Transcribe everything in the data word for word. Pictures are left out.
++++
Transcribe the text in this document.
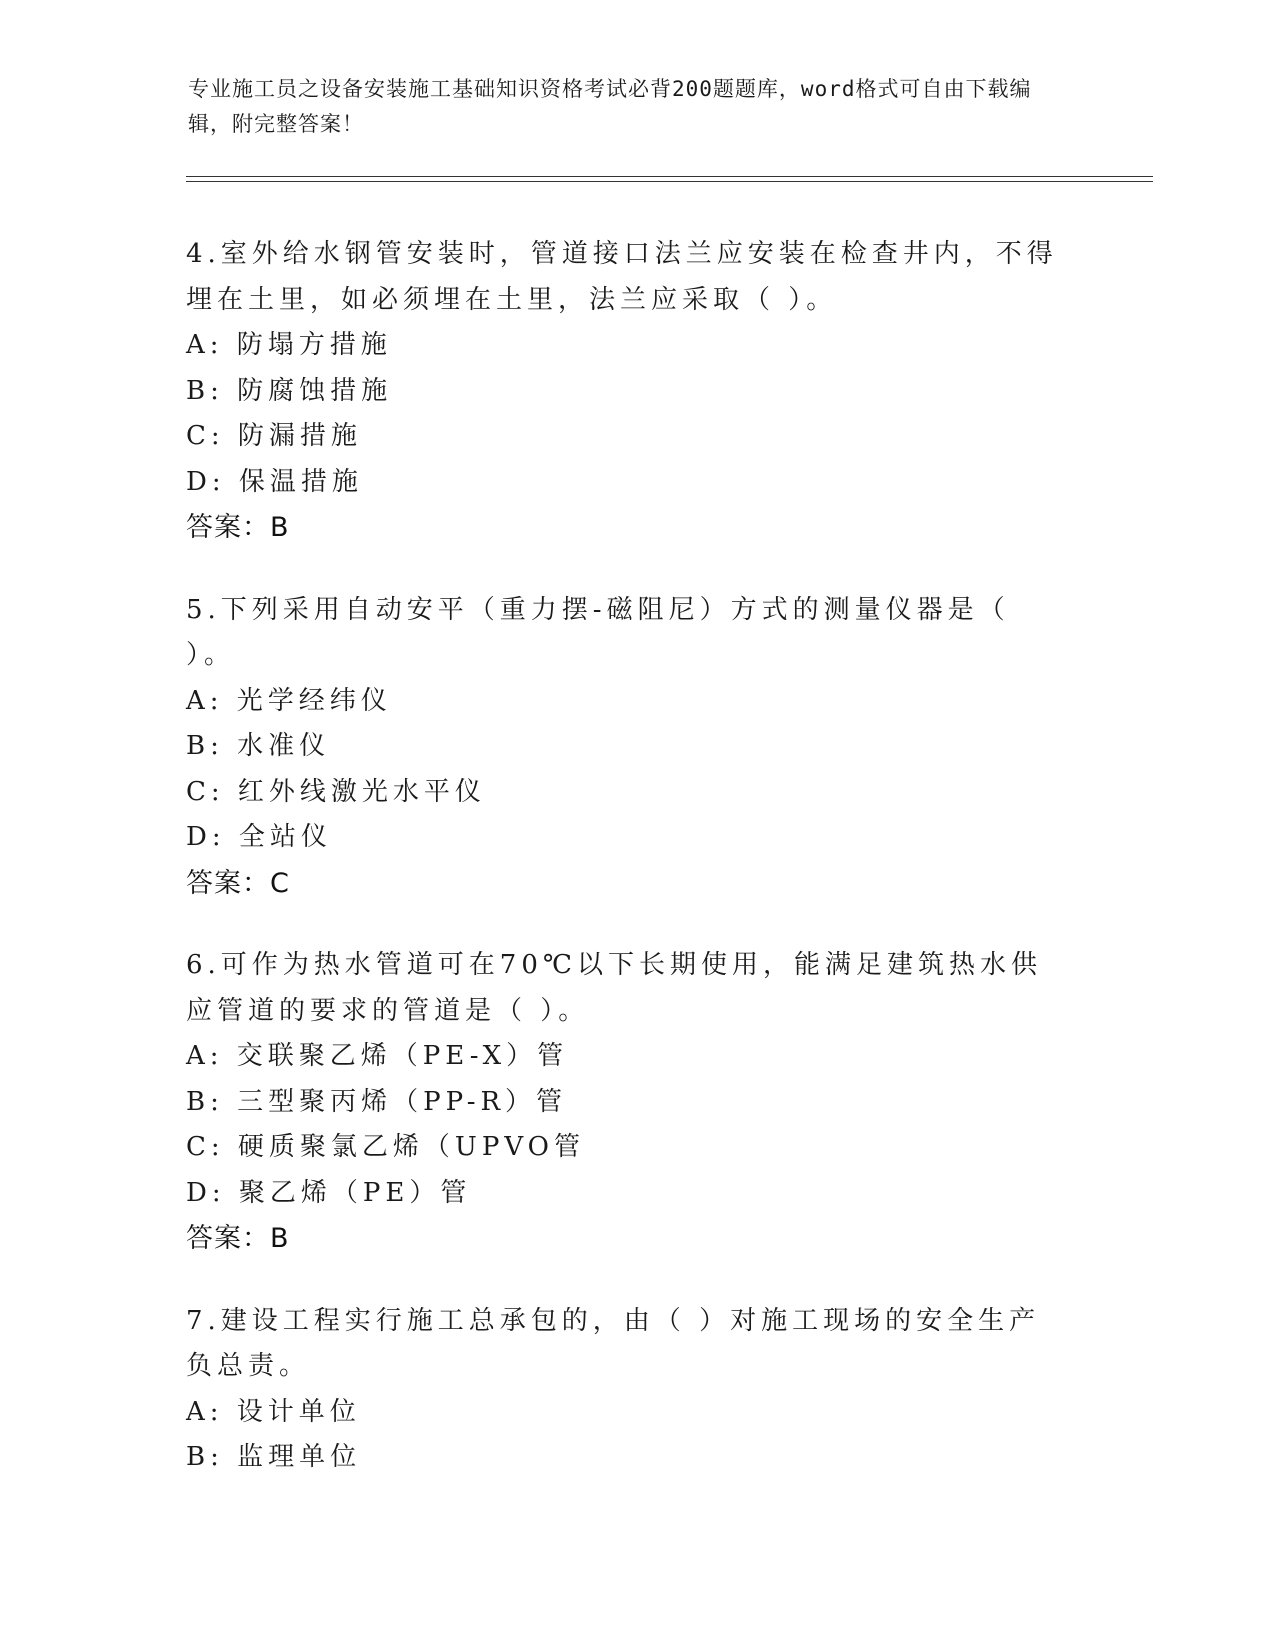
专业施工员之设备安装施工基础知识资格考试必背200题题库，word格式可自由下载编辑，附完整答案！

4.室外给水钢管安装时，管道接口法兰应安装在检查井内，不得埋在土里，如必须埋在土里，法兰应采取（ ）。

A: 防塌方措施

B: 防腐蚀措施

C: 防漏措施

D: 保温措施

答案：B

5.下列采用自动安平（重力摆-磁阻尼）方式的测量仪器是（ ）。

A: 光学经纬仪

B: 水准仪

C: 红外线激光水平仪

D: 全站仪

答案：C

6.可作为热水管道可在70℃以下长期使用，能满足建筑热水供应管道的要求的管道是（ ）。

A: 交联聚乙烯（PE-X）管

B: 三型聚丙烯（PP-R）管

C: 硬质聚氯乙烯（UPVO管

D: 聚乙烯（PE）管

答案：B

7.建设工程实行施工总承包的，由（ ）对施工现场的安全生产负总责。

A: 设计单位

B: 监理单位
++++
> **ANSWER TO THE PROBLEM**:
Transcribe the text in this document.
专业施工员之设备安装施工基础知识资格考试必背200题题库，word格式可自由下载编辑，附完整答案！

4.室外给水钢管安装时，管道接口法兰应安装在检查井内，不得埋在土里，如必须埋在土里，法兰应采取（ ）。

A: 防塌方措施

B: 防腐蚀措施

C: 防漏措施

D: 保温措施

答案：B

5.下列采用自动安平（重力摆-磁阻尼）方式的测量仪器是（ ）。

A: 光学经纬仪

B: 水准仪

C: 红外线激光水平仪

D: 全站仪

答案：C

6.可作为热水管道可在70℃以下长期使用，能满足建筑热水供应管道的要求的管道是（ ）。

A: 交联聚乙烯（PE-X）管

B: 三型聚丙烯（PP-R）管

C: 硬质聚氯乙烯（UPVO管

D: 聚乙烯（PE）管

答案：B

7.建设工程实行施工总承包的，由（ ）对施工现场的安全生产负总责。

A: 设计单位

B: 监理单位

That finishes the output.